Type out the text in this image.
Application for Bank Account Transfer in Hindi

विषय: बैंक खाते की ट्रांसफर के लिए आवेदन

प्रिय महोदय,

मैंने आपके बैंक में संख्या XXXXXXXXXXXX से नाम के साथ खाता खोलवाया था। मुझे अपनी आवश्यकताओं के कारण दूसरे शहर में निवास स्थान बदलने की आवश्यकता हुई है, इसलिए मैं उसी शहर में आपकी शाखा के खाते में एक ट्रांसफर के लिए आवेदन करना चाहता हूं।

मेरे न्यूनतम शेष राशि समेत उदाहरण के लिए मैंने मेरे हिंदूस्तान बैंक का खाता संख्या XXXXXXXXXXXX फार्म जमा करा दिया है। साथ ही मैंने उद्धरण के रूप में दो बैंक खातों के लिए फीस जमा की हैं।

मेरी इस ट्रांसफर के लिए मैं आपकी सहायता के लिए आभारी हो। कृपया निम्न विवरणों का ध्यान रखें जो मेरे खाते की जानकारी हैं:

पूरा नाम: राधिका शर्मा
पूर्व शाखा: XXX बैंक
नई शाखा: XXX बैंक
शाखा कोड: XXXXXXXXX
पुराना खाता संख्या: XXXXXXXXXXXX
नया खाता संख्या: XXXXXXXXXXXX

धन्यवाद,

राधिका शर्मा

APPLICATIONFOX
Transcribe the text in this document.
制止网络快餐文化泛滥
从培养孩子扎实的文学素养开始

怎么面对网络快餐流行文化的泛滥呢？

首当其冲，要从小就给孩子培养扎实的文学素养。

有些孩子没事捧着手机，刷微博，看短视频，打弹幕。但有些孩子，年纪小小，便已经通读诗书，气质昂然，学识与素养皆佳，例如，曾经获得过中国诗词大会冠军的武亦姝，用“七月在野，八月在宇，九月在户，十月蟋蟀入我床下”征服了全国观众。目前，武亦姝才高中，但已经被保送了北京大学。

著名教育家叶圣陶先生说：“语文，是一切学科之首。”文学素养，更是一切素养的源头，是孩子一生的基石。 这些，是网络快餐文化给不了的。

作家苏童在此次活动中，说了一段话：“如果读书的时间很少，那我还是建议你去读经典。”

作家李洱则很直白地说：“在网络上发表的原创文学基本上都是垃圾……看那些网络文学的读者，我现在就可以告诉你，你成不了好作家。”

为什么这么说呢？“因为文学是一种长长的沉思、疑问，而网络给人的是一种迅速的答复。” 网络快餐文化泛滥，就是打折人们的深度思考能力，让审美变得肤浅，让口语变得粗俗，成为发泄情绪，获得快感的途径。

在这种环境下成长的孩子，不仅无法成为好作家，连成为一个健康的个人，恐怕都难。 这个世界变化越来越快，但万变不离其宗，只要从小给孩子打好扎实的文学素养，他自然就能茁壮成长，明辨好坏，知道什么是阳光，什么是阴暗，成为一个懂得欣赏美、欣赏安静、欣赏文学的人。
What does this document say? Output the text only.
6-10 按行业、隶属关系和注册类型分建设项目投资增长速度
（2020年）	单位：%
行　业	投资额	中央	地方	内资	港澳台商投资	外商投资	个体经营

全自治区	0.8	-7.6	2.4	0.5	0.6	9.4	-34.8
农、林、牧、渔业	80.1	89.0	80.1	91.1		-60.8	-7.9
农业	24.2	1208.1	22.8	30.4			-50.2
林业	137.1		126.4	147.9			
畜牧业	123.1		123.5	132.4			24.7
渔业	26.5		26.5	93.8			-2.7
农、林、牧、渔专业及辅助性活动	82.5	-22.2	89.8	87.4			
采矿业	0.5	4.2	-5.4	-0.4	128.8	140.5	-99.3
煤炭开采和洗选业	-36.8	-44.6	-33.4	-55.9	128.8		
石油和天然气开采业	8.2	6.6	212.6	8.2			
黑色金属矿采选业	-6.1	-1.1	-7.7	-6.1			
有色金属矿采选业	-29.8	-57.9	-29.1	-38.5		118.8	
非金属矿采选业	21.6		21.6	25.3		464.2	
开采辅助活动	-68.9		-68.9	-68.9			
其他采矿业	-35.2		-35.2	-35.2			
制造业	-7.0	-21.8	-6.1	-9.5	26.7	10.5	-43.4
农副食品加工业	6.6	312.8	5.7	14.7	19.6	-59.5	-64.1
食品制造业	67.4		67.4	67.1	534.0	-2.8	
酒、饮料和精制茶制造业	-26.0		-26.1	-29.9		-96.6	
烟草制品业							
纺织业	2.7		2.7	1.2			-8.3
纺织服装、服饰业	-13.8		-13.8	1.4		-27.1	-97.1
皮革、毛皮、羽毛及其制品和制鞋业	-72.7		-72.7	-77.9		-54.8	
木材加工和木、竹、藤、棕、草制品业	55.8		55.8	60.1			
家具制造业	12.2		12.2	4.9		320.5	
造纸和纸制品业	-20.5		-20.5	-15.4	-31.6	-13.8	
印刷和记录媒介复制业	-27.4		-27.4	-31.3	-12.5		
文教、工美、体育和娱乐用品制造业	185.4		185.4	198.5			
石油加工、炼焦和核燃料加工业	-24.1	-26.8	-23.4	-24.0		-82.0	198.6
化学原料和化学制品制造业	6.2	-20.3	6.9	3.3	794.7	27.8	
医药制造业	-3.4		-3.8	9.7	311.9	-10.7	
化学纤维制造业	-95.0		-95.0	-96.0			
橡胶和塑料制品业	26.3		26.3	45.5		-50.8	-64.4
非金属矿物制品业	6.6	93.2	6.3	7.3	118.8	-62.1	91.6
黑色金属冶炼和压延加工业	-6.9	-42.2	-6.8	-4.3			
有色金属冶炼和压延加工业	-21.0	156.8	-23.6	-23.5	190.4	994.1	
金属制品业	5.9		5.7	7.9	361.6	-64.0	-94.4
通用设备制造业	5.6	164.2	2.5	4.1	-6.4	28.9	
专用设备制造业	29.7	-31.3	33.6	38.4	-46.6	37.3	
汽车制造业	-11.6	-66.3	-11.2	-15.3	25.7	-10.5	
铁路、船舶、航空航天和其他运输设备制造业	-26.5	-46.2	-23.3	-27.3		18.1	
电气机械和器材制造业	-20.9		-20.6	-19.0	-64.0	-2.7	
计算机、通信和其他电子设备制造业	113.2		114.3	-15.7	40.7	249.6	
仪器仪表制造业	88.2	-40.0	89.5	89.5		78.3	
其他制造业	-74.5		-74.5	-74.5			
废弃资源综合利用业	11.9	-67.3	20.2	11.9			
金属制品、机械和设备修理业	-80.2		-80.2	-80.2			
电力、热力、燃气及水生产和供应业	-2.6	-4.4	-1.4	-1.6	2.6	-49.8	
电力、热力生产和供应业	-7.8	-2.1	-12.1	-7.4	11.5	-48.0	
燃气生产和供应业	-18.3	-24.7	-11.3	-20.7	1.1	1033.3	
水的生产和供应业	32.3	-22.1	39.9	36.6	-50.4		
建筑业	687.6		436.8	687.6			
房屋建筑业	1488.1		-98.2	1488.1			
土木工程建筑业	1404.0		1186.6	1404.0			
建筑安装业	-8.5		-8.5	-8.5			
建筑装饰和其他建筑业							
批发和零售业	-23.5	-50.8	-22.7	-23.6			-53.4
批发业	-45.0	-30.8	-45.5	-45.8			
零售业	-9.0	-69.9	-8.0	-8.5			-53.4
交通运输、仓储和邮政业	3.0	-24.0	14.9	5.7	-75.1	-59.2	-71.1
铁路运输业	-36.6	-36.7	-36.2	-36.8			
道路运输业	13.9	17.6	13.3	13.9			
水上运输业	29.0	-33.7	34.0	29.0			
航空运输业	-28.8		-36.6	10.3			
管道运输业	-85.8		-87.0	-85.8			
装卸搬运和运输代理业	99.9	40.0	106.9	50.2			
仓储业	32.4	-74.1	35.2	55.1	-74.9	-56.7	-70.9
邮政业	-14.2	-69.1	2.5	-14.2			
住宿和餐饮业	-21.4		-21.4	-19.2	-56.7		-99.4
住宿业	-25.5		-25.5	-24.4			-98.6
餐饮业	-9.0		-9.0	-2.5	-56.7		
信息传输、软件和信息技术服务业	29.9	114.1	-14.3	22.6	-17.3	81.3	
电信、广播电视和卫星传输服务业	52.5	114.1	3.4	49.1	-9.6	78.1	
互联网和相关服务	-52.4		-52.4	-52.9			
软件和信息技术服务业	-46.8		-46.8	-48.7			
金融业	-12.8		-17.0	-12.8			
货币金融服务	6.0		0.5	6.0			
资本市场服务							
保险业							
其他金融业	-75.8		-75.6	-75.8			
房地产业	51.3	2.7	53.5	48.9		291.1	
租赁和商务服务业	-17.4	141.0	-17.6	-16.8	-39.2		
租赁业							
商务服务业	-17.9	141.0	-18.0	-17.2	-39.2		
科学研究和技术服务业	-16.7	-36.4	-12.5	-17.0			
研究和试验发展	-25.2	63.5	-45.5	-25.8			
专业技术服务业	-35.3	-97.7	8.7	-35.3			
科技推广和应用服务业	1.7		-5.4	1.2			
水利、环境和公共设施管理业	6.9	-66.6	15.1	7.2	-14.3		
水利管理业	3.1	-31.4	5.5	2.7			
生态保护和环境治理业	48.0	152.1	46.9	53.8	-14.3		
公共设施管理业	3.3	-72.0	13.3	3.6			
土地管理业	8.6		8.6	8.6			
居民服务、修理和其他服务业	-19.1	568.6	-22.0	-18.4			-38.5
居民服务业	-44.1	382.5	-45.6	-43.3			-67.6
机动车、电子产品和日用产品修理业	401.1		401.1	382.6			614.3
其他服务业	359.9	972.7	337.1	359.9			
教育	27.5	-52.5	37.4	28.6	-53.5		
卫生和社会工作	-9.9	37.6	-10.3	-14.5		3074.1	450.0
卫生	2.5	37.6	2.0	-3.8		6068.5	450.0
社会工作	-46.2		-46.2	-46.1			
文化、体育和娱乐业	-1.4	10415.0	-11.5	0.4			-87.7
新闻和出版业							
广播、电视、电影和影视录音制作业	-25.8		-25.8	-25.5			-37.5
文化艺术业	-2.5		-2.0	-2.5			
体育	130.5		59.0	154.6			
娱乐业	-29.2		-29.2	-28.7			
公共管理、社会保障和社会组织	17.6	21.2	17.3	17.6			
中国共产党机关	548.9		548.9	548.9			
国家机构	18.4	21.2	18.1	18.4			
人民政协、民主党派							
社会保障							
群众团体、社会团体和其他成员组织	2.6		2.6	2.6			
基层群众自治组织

**AIM OF THE EXERCISE**.
Find how many lines in the listing hold "XXXXXXXXXXXX", and reply with that number only.

**TASK SOLUTION**.
4